─── Input

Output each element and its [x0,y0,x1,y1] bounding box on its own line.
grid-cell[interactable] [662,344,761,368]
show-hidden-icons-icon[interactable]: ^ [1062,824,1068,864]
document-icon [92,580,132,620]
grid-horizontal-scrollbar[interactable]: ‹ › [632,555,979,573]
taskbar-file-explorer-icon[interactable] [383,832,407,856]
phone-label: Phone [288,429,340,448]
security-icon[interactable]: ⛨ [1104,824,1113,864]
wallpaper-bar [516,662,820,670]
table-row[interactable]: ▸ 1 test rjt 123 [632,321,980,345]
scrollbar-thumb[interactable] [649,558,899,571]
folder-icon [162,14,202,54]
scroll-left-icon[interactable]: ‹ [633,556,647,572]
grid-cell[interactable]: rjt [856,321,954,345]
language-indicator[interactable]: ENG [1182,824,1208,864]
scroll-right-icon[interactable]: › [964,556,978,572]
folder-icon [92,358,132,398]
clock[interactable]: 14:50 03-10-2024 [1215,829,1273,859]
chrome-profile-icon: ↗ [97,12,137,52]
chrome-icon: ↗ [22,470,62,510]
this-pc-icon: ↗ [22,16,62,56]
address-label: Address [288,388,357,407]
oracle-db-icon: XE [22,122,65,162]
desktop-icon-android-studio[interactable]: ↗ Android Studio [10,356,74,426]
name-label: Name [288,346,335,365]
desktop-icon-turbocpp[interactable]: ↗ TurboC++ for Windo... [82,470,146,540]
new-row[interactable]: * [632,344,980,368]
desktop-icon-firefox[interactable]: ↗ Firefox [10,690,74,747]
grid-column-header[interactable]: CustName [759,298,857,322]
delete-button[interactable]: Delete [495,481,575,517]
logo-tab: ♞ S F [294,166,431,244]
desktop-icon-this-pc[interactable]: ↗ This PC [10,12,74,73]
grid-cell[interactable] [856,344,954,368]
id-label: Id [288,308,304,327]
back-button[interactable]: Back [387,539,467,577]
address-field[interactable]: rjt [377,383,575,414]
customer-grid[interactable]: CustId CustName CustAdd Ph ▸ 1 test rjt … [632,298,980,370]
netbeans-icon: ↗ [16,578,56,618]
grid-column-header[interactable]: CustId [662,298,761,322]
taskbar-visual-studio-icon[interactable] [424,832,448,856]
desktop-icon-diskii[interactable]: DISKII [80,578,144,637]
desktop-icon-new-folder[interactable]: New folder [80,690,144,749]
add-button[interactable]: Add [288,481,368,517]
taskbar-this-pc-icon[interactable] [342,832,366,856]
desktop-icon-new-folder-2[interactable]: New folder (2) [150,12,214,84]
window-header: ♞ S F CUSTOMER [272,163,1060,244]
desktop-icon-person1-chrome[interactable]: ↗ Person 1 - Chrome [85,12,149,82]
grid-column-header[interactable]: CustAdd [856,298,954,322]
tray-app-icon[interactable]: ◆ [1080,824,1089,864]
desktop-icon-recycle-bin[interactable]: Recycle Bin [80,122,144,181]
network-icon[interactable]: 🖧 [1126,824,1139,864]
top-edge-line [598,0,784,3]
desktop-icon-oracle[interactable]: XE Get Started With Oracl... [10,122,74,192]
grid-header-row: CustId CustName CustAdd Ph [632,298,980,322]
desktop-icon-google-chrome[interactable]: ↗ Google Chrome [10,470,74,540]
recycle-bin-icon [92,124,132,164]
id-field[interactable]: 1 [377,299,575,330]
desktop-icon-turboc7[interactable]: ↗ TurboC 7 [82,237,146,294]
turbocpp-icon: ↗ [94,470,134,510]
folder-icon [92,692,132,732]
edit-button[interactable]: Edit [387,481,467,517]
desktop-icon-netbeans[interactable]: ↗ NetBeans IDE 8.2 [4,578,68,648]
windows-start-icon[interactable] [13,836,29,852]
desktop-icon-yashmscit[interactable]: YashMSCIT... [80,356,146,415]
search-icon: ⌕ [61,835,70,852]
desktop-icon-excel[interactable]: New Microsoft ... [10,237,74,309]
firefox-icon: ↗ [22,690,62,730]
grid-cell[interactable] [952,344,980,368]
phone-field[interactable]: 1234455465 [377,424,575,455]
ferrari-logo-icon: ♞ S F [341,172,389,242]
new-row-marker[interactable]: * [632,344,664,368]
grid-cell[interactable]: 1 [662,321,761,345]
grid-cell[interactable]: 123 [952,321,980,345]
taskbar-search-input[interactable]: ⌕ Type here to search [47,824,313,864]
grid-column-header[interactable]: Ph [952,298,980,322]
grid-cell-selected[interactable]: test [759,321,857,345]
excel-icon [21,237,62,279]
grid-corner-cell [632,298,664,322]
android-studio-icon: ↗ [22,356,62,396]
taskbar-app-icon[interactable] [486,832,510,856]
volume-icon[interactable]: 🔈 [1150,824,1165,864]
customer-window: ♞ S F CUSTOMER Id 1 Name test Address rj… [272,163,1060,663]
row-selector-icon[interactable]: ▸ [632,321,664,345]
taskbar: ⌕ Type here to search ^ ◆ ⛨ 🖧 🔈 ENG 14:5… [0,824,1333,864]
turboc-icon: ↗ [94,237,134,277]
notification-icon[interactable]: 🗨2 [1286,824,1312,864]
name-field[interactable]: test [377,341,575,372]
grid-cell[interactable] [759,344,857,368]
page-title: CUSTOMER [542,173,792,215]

──────

**Prompt:**
Extract every line of the records above verbatim, keeping each line unchanged and in its original order.

**Correct result:**
Output each element and its [x0,y0,x1,y1] bounding box on its own line.
grid-cell[interactable] [662,344,761,368]
show-hidden-icons-icon[interactable]: ^ [1062,824,1068,864]
document-icon [92,580,132,620]
grid-horizontal-scrollbar[interactable]: ‹ › [632,555,979,573]
taskbar-file-explorer-icon[interactable] [383,832,407,856]
phone-label: Phone [288,429,340,448]
security-icon[interactable]: ⛨ [1104,824,1113,864]
wallpaper-bar [516,662,820,670]
table-row[interactable]: ▸ 1 test rjt 123 [632,321,980,345]
scrollbar-thumb[interactable] [649,558,899,571]
folder-icon [162,14,202,54]
scroll-left-icon[interactable]: ‹ [633,556,647,572]
grid-cell[interactable]: rjt [856,321,954,345]
language-indicator[interactable]: ENG [1182,824,1208,864]
scroll-right-icon[interactable]: › [964,556,978,572]
folder-icon [92,358,132,398]
clock[interactable]: 14:50 03-10-2024 [1215,829,1273,859]
chrome-profile-icon: ↗ [97,12,137,52]
chrome-icon: ↗ [22,470,62,510]
this-pc-icon: ↗ [22,16,62,56]
address-label: Address [288,388,357,407]
oracle-db-icon: XE [22,122,65,162]
desktop-icon-android-studio[interactable]: ↗ Android Studio [10,356,74,426]
name-label: Name [288,346,335,365]
desktop-icon-turbocpp[interactable]: ↗ TurboC++ for Windo... [82,470,146,540]
new-row[interactable]: * [632,344,980,368]
desktop-icon-firefox[interactable]: ↗ Firefox [10,690,74,747]
grid-column-header[interactable]: CustName [759,298,857,322]
delete-button[interactable]: Delete [495,481,575,517]
logo-tab: ♞ S F [294,166,431,244]
desktop-icon-this-pc[interactable]: ↗ This PC [10,12,74,73]
grid-cell[interactable] [856,344,954,368]
id-label: Id [288,308,304,327]
back-button[interactable]: Back [387,539,467,577]
address-field[interactable]: rjt [377,383,575,414]
customer-grid[interactable]: CustId CustName CustAdd Ph ▸ 1 test rjt … [632,298,980,370]
netbeans-icon: ↗ [16,578,56,618]
grid-column-header[interactable]: CustId [662,298,761,322]
taskbar-visual-studio-icon[interactable] [424,832,448,856]
desktop-icon-diskii[interactable]: DISKII [80,578,144,637]
desktop-icon-new-folder[interactable]: New folder [80,690,144,749]
add-button[interactable]: Add [288,481,368,517]
taskbar-this-pc-icon[interactable] [342,832,366,856]
desktop-icon-new-folder-2[interactable]: New folder (2) [150,12,214,84]
window-header: ♞ S F CUSTOMER [272,163,1060,244]
desktop-icon-person1-chrome[interactable]: ↗ Person 1 - Chrome [85,12,149,82]
grid-column-header[interactable]: CustAdd [856,298,954,322]
tray-app-icon[interactable]: ◆ [1080,824,1089,864]
desktop-icon-recycle-bin[interactable]: Recycle Bin [80,122,144,181]
network-icon[interactable]: 🖧 [1126,824,1139,864]
top-edge-line [598,0,784,3]
desktop-icon-oracle[interactable]: XE Get Started With Oracl... [10,122,74,192]
grid-header-row: CustId CustName CustAdd Ph [632,298,980,322]
desktop-icon-google-chrome[interactable]: ↗ Google Chrome [10,470,74,540]
recycle-bin-icon [92,124,132,164]
id-field[interactable]: 1 [377,299,575,330]
desktop-icon-turboc7[interactable]: ↗ TurboC 7 [82,237,146,294]
turbocpp-icon: ↗ [94,470,134,510]
folder-icon [92,692,132,732]
edit-button[interactable]: Edit [387,481,467,517]
desktop-icon-netbeans[interactable]: ↗ NetBeans IDE 8.2 [4,578,68,648]
windows-start-icon[interactable] [13,836,29,852]
desktop-icon-yashmscit[interactable]: YashMSCIT... [80,356,146,415]
search-icon: ⌕ [61,835,70,852]
desktop-icon-excel[interactable]: New Microsoft ... [10,237,74,309]
firefox-icon: ↗ [22,690,62,730]
grid-cell[interactable] [952,344,980,368]
phone-field[interactable]: 1234455465 [377,424,575,455]
ferrari-logo-icon: ♞ S F [341,172,389,242]
new-row-marker[interactable]: * [632,344,664,368]
grid-cell[interactable]: 1 [662,321,761,345]
grid-cell[interactable]: 123 [952,321,980,345]
taskbar-search-input[interactable]: ⌕ Type here to search [47,824,313,864]
grid-column-header[interactable]: Ph [952,298,980,322]
grid-cell-selected[interactable]: test [759,321,857,345]
excel-icon [21,237,62,279]
grid-corner-cell [632,298,664,322]
android-studio-icon: ↗ [22,356,62,396]
taskbar-app-icon[interactable] [486,832,510,856]
volume-icon[interactable]: 🔈 [1150,824,1165,864]
customer-window: ♞ S F CUSTOMER Id 1 Name test Address rj… [272,163,1060,663]
row-selector-icon[interactable]: ▸ [632,321,664,345]
taskbar: ⌕ Type here to search ^ ◆ ⛨ 🖧 🔈 ENG 14:5… [0,824,1333,864]
turboc-icon: ↗ [94,237,134,277]
notification-icon[interactable]: 🗨2 [1286,824,1312,864]
name-field[interactable]: test [377,341,575,372]
grid-cell[interactable] [759,344,857,368]
page-title: CUSTOMER [542,173,792,215]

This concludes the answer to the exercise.